Collection entries
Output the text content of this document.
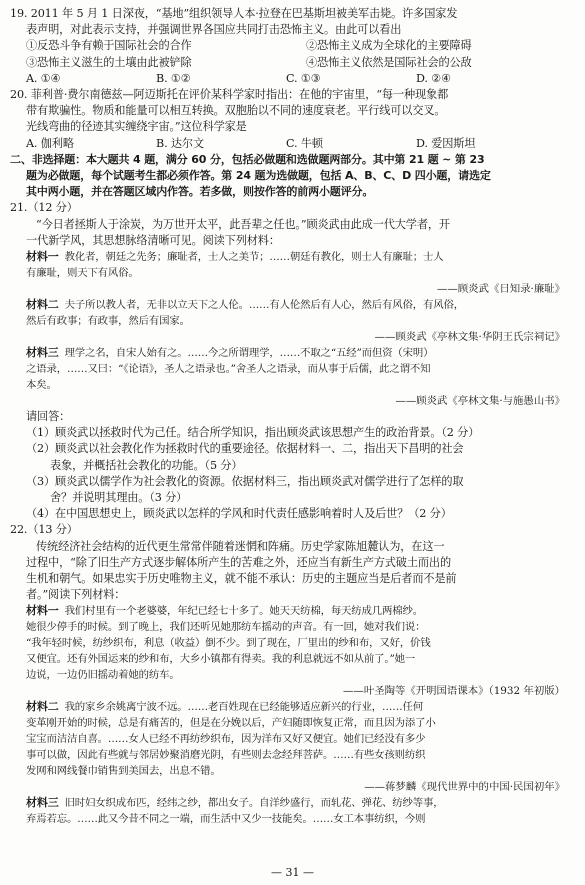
19. 2011 年 5 月 1 日深夜，“基地”组织领导人本·拉登在巴基斯坦被美军击毙。许多国家发
表声明，对此表示支持，并强调世界各国应共同打击恐怖主义。由此可以看出
①反恐斗争有赖于国际社会的合作	②恐怖主义成为全球化的主要障碍
③恐怖主义滋生的土壤由此被铲除	④恐怖主义依然是国际社会的公敌
A. ①④	B. ①②	C. ①③	D. ②④
20. 菲利普·费尔南德兹—阿迈斯托在评价某科学家时指出：在他的宇宙里，“每一种现象都
带有欺骗性。物质和能量可以相互转换。双胞胎以不同的速度衰老。平行线可以交叉。
光线弯曲的径迹其实缠绕宇宙。”这位科学家是
A. 伽利略	B. 达尔文	C. 牛顿	D. 爱因斯坦
二、非选择题：本大题共 4 题，满分 60 分，包括必做题和选做题两部分。其中第 21 题 ~ 第 23
题为必做题，每个试题考生都必须作答。第 24 题为选做题，包括 A、B、C、D 四小题，请选定
其中两小题，并在答题区域内作答。若多做，则按作答的前两小题评分。
21.（12 分）
“今日者拯斯人于涂炭，为万世开太平，此吾辈之任也。”顾炎武由此成一代大学者，开
一代新学风，其思想脉络清晰可见。阅读下列材料：
材料一 教化者，朝廷之先务；廉耻者，士人之美节；……朝廷有教化，则士人有廉耻；士人
有廉耻，则天下有风俗。
——顾炎武《日知录·廉耻》
材料二 夫子所以教人者，无非以立天下之人伦。……有人伦然后有人心，然后有风俗，有风俗，
然后有政事；有政事，然后有国家。
——顾炎武《亭林文集·华阴王氏宗祠记》
材料三 理学之名，自宋人始有之。……今之所谓理学，……不取之“五经”而但资（宋明）
之语录，……又曰：“《论语》，圣人之语录也。”舍圣人之语录，而从事于后儒，此之谓不知
本矣。
——顾炎武《亭林文集·与施愚山书》
请回答：
（1）顾炎武以拯救时代为己任。结合所学知识，指出顾炎武该思想产生的政治背景。（2 分）
（2）顾炎武以社会教化作为拯救时代的重要途径。依据材料一、二，指出天下昌明的社会
表象，并概括社会教化的功能。（5 分）
（3）顾炎武以儒学作为社会教化的资源。依据材料三，指出顾炎武对儒学进行了怎样的取
舍？并说明其理由。（3 分）
（4）在中国思想史上，顾炎武以怎样的学风和时代责任感影响着时人及后世？（2 分）
22.（13 分）
传统经济社会结构的近代更生常常伴随着迷惘和阵痛。历史学家陈旭麓认为，在这一
过程中，“除了旧生产方式逐步解体所产生的苦难之外，还应当有新生产方式破土而出的
生机和朝气。如果忠实于历史唯物主义，就不能不承认：历史的主题应当是后者而不是前
者。”阅读下列材料：
材料一 我们村里有一个老婆婆，年纪已经七十多了。她天天纺棉，每天纺成几两棉纱。
她很少停手的时候。到了晚上，我们还听见她那纺车摇动的声音。有一回，她对我们说：
“我年轻时候，纺纱织布，利息（收益）倒不少。到了现在，厂里出的纱和布，又好，价钱
又便宜。还有外国运来的纱和布，大乡小镇都有得卖。我的利息就远不如从前了。”她一
边说，一边仍旧摇动着她的纺车。
——叶圣陶等《开明国语课本》（1932 年初版）
材料二 我的家乡余姚离宁波不远。……老百姓现在已经能够适应新兴的行业，……任何
变革刚开始的时候，总是有痛苦的，但是在分娩以后，产妇随即恢复正常，而且因为添了小
宝宝而洁洁自喜。……女人已经不再纺纱织布，因为洋布又好又便宜。她们已经没有多少
事可以做，因此有些就与邻居妙聚消磨光阴，有些则去念经拜菩萨。……有些女孩则纺织
发网和网线餐巾销售到美国去，出息不错。
——蒋梦麟《现代世界中的中国·民国初年》
材料三 旧时妇女织成布匹，经纬之纱，都出女子。自洋纱盛行，而轧花、弹花、纺纱等事，
弃焉若忘。……此又今昔不同之一端，而生活中又少一技能矣。……女工本事纺织，今则
— 31 —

▸ **Task**
Leave out the pictures and copy the rest of the material above exactly.

▸ **Solution to this exercise**
Output the text content of this document.
19. 2011 年 5 月 1 日深夜，“基地”组织领导人本·拉登在巴基斯坦被美军击毙。许多国家发
表声明，对此表示支持，并强调世界各国应共同打击恐怖主义。由此可以看出
①反恐斗争有赖于国际社会的合作	②恐怖主义成为全球化的主要障碍
③恐怖主义滋生的土壤由此被铲除	④恐怖主义依然是国际社会的公敌
A. ①④	B. ①②	C. ①③	D. ②④
20. 菲利普·费尔南德兹—阿迈斯托在评价某科学家时指出：在他的宇宙里，“每一种现象都
带有欺骗性。物质和能量可以相互转换。双胞胎以不同的速度衰老。平行线可以交叉。
光线弯曲的径迹其实缠绕宇宙。”这位科学家是
A. 伽利略	B. 达尔文	C. 牛顿	D. 爱因斯坦
二、非选择题：本大题共 4 题，满分 60 分，包括必做题和选做题两部分。其中第 21 题 ~ 第 23
题为必做题，每个试题考生都必须作答。第 24 题为选做题，包括 A、B、C、D 四小题，请选定
其中两小题，并在答题区域内作答。若多做，则按作答的前两小题评分。
21.（12 分）
“今日者拯斯人于涂炭，为万世开太平，此吾辈之任也。”顾炎武由此成一代大学者，开
一代新学风，其思想脉络清晰可见。阅读下列材料：
材料一 教化者，朝廷之先务；廉耻者，士人之美节；……朝廷有教化，则士人有廉耻；士人
有廉耻，则天下有风俗。
——顾炎武《日知录·廉耻》
材料二 夫子所以教人者，无非以立天下之人伦。……有人伦然后有人心，然后有风俗，有风俗，
然后有政事；有政事，然后有国家。
——顾炎武《亭林文集·华阴王氏宗祠记》
材料三 理学之名，自宋人始有之。……今之所谓理学，……不取之“五经”而但资（宋明）
之语录，……又曰：“《论语》，圣人之语录也。”舍圣人之语录，而从事于后儒，此之谓不知
本矣。
——顾炎武《亭林文集·与施愚山书》
请回答：
（1）顾炎武以拯救时代为己任。结合所学知识，指出顾炎武该思想产生的政治背景。（2 分）
（2）顾炎武以社会教化作为拯救时代的重要途径。依据材料一、二，指出天下昌明的社会
表象，并概括社会教化的功能。（5 分）
（3）顾炎武以儒学作为社会教化的资源。依据材料三，指出顾炎武对儒学进行了怎样的取
舍？并说明其理由。（3 分）
（4）在中国思想史上，顾炎武以怎样的学风和时代责任感影响着时人及后世？（2 分）
22.（13 分）
传统经济社会结构的近代更生常常伴随着迷惘和阵痛。历史学家陈旭麓认为，在这一
过程中，“除了旧生产方式逐步解体所产生的苦难之外，还应当有新生产方式破土而出的
生机和朝气。如果忠实于历史唯物主义，就不能不承认：历史的主题应当是后者而不是前
者。”阅读下列材料：
材料一 我们村里有一个老婆婆，年纪已经七十多了。她天天纺棉，每天纺成几两棉纱。
她很少停手的时候。到了晚上，我们还听见她那纺车摇动的声音。有一回，她对我们说：
“我年轻时候，纺纱织布，利息（收益）倒不少。到了现在，厂里出的纱和布，又好，价钱
又便宜。还有外国运来的纱和布，大乡小镇都有得卖。我的利息就远不如从前了。”她一
边说，一边仍旧摇动着她的纺车。
——叶圣陶等《开明国语课本》（1932 年初版）
材料二 我的家乡余姚离宁波不远。……老百姓现在已经能够适应新兴的行业，……任何
变革刚开始的时候，总是有痛苦的，但是在分娩以后，产妇随即恢复正常，而且因为添了小
宝宝而洁洁自喜。……女人已经不再纺纱织布，因为洋布又好又便宜。她们已经没有多少
事可以做，因此有些就与邻居妙聚消磨光阴，有些则去念经拜菩萨。……有些女孩则纺织
发网和网线餐巾销售到美国去，出息不错。
——蒋梦麟《现代世界中的中国·民国初年》
材料三 旧时妇女织成布匹，经纬之纱，都出女子。自洋纱盛行，而轧花、弹花、纺纱等事，
弃焉若忘。……此又今昔不同之一端，而生活中又少一技能矣。……女工本事纺织，今则
— 31 —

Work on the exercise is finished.